WHAT IS BEING ASKED:
Edit the lines below so that each "close-button" becomes "dismiss-button", keeping everything else the same.

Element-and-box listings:
## begin

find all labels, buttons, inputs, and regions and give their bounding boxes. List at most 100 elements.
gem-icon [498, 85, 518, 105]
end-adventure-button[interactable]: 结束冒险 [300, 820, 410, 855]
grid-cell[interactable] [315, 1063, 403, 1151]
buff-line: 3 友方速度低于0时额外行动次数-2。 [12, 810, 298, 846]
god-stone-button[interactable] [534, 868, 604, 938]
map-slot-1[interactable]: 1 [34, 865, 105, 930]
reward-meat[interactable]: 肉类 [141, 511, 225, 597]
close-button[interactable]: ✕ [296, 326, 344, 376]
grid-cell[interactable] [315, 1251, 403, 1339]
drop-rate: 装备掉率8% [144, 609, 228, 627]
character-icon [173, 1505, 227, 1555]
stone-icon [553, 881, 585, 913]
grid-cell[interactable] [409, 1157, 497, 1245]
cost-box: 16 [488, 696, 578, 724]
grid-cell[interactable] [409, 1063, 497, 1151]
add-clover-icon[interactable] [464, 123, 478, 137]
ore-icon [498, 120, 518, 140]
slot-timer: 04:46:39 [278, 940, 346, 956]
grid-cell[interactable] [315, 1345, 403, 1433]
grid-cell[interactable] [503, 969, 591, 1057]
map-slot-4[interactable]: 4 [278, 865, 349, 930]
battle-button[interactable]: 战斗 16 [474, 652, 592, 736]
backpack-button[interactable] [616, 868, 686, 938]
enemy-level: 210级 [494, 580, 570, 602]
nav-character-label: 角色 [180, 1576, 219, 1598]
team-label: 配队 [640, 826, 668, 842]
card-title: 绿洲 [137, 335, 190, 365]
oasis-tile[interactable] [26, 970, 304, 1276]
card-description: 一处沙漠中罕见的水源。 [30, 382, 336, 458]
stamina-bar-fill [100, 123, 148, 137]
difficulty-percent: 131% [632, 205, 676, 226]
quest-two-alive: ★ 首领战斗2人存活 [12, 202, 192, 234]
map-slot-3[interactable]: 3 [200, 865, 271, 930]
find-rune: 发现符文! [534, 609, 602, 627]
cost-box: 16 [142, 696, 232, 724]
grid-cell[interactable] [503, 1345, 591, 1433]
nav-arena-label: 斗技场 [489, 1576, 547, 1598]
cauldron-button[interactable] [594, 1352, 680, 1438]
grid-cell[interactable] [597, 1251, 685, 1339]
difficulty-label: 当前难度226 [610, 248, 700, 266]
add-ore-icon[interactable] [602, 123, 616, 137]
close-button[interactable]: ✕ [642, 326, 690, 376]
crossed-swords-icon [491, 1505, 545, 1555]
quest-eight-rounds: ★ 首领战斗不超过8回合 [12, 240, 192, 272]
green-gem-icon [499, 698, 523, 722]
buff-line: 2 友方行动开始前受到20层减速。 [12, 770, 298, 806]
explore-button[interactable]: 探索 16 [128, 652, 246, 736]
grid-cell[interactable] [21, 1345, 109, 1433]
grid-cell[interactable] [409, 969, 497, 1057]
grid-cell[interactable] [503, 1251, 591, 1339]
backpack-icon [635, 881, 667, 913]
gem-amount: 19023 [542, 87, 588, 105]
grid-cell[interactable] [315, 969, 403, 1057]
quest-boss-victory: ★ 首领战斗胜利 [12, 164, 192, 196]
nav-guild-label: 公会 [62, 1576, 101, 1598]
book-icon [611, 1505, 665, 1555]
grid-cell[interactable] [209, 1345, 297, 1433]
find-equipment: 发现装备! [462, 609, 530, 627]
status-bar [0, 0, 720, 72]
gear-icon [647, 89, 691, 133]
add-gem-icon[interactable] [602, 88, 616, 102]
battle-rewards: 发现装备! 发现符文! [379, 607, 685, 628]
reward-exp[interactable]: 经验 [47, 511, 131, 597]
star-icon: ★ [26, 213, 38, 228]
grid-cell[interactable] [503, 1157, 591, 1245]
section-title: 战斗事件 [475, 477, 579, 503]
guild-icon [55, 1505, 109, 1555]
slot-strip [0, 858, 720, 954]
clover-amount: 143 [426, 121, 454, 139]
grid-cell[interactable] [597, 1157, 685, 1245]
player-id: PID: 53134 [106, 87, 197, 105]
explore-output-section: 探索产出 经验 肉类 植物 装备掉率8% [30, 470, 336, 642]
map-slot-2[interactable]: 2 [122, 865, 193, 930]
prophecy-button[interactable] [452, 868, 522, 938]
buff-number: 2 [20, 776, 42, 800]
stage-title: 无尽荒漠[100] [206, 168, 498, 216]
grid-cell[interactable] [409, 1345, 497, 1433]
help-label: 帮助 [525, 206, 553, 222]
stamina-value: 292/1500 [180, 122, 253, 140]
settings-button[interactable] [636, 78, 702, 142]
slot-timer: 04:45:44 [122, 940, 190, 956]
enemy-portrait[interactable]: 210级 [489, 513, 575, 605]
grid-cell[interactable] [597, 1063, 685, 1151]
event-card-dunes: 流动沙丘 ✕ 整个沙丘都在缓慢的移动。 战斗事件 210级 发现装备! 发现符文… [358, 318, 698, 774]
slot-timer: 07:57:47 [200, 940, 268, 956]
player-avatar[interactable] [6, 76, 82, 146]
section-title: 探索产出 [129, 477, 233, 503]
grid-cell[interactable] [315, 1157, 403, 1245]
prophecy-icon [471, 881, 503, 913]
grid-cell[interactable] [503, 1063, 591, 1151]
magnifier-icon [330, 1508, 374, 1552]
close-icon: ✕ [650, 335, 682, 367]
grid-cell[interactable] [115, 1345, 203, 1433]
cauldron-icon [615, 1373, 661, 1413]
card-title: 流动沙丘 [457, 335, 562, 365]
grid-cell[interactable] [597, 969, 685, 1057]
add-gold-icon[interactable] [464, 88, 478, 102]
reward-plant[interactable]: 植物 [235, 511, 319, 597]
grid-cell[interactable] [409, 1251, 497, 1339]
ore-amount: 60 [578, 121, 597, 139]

## end

FINAL RESULT:
find all labels, buttons, inputs, and regions and give their bounding boxes. List at most 100 elements.
gem-icon [498, 85, 518, 105]
end-adventure-button[interactable]: 结束冒险 [300, 820, 410, 855]
grid-cell[interactable] [315, 1063, 403, 1151]
buff-line: 3 友方速度低于0时额外行动次数-2。 [12, 810, 298, 846]
god-stone-button[interactable] [534, 868, 604, 938]
map-slot-1[interactable]: 1 [34, 865, 105, 930]
reward-meat[interactable]: 肉类 [141, 511, 225, 597]
dismiss-button[interactable]: ✕ [296, 326, 344, 376]
grid-cell[interactable] [315, 1251, 403, 1339]
drop-rate: 装备掉率8% [144, 609, 228, 627]
character-icon [173, 1505, 227, 1555]
stone-icon [553, 881, 585, 913]
grid-cell[interactable] [409, 1157, 497, 1245]
cost-box: 16 [488, 696, 578, 724]
grid-cell[interactable] [409, 1063, 497, 1151]
add-clover-icon[interactable] [464, 123, 478, 137]
ore-icon [498, 120, 518, 140]
slot-timer: 04:46:39 [278, 940, 346, 956]
grid-cell[interactable] [315, 1345, 403, 1433]
grid-cell[interactable] [503, 969, 591, 1057]
map-slot-4[interactable]: 4 [278, 865, 349, 930]
battle-button[interactable]: 战斗 16 [474, 652, 592, 736]
backpack-button[interactable] [616, 868, 686, 938]
enemy-level: 210级 [494, 580, 570, 602]
nav-character-label: 角色 [180, 1576, 219, 1598]
team-label: 配队 [640, 826, 668, 842]
card-title: 绿洲 [137, 335, 190, 365]
oasis-tile[interactable] [26, 970, 304, 1276]
card-description: 一处沙漠中罕见的水源。 [30, 382, 336, 458]
stamina-bar-fill [100, 123, 148, 137]
difficulty-percent: 131% [632, 205, 676, 226]
quest-two-alive: ★ 首领战斗2人存活 [12, 202, 192, 234]
map-slot-3[interactable]: 3 [200, 865, 271, 930]
find-rune: 发现符文! [534, 609, 602, 627]
cost-box: 16 [142, 696, 232, 724]
grid-cell[interactable] [503, 1345, 591, 1433]
nav-arena-label: 斗技场 [489, 1576, 547, 1598]
cauldron-button[interactable] [594, 1352, 680, 1438]
grid-cell[interactable] [597, 1251, 685, 1339]
difficulty-label: 当前难度226 [610, 248, 700, 266]
add-ore-icon[interactable] [602, 123, 616, 137]
dismiss-button[interactable]: ✕ [642, 326, 690, 376]
crossed-swords-icon [491, 1505, 545, 1555]
quest-eight-rounds: ★ 首领战斗不超过8回合 [12, 240, 192, 272]
green-gem-icon [499, 698, 523, 722]
buff-line: 2 友方行动开始前受到20层减速。 [12, 770, 298, 806]
explore-button[interactable]: 探索 16 [128, 652, 246, 736]
grid-cell[interactable] [21, 1345, 109, 1433]
grid-cell[interactable] [409, 969, 497, 1057]
grid-cell[interactable] [503, 1251, 591, 1339]
backpack-icon [635, 881, 667, 913]
gem-amount: 19023 [542, 87, 588, 105]
grid-cell[interactable] [315, 969, 403, 1057]
quest-boss-victory: ★ 首领战斗胜利 [12, 164, 192, 196]
nav-guild-label: 公会 [62, 1576, 101, 1598]
book-icon [611, 1505, 665, 1555]
grid-cell[interactable] [209, 1345, 297, 1433]
find-equipment: 发现装备! [462, 609, 530, 627]
status-bar [0, 0, 720, 72]
gear-icon [647, 89, 691, 133]
add-gem-icon[interactable] [602, 88, 616, 102]
battle-rewards: 发现装备! 发现符文! [379, 607, 685, 628]
reward-exp[interactable]: 经验 [47, 511, 131, 597]
star-icon: ★ [26, 213, 38, 228]
grid-cell[interactable] [503, 1157, 591, 1245]
section-title: 战斗事件 [475, 477, 579, 503]
guild-icon [55, 1505, 109, 1555]
slot-strip [0, 858, 720, 954]
clover-amount: 143 [426, 121, 454, 139]
grid-cell[interactable] [597, 1157, 685, 1245]
player-id: PID: 53134 [106, 87, 197, 105]
explore-output-section: 探索产出 经验 肉类 植物 装备掉率8% [30, 470, 336, 642]
map-slot-2[interactable]: 2 [122, 865, 193, 930]
prophecy-button[interactable] [452, 868, 522, 938]
buff-number: 2 [20, 776, 42, 800]
stage-title: 无尽荒漠[100] [206, 168, 498, 216]
grid-cell[interactable] [409, 1345, 497, 1433]
help-label: 帮助 [525, 206, 553, 222]
stamina-value: 292/1500 [180, 122, 253, 140]
settings-button[interactable] [636, 78, 702, 142]
slot-timer: 04:45:44 [122, 940, 190, 956]
enemy-portrait[interactable]: 210级 [489, 513, 575, 605]
grid-cell[interactable] [597, 1063, 685, 1151]
event-card-dunes: 流动沙丘 ✕ 整个沙丘都在缓慢的移动。 战斗事件 210级 发现装备! 发现符文… [358, 318, 698, 774]
slot-timer: 07:57:47 [200, 940, 268, 956]
player-avatar[interactable] [6, 76, 82, 146]
section-title: 探索产出 [129, 477, 233, 503]
grid-cell[interactable] [315, 1157, 403, 1245]
prophecy-icon [471, 881, 503, 913]
grid-cell[interactable] [503, 1063, 591, 1151]
magnifier-icon [330, 1508, 374, 1552]
close-icon: ✕ [650, 335, 682, 367]
grid-cell[interactable] [115, 1345, 203, 1433]
cauldron-icon [615, 1373, 661, 1413]
card-title: 流动沙丘 [457, 335, 562, 365]
grid-cell[interactable] [597, 969, 685, 1057]
add-gold-icon[interactable] [464, 88, 478, 102]
reward-plant[interactable]: 植物 [235, 511, 319, 597]
grid-cell[interactable] [409, 1251, 497, 1339]
ore-amount: 60 [578, 121, 597, 139]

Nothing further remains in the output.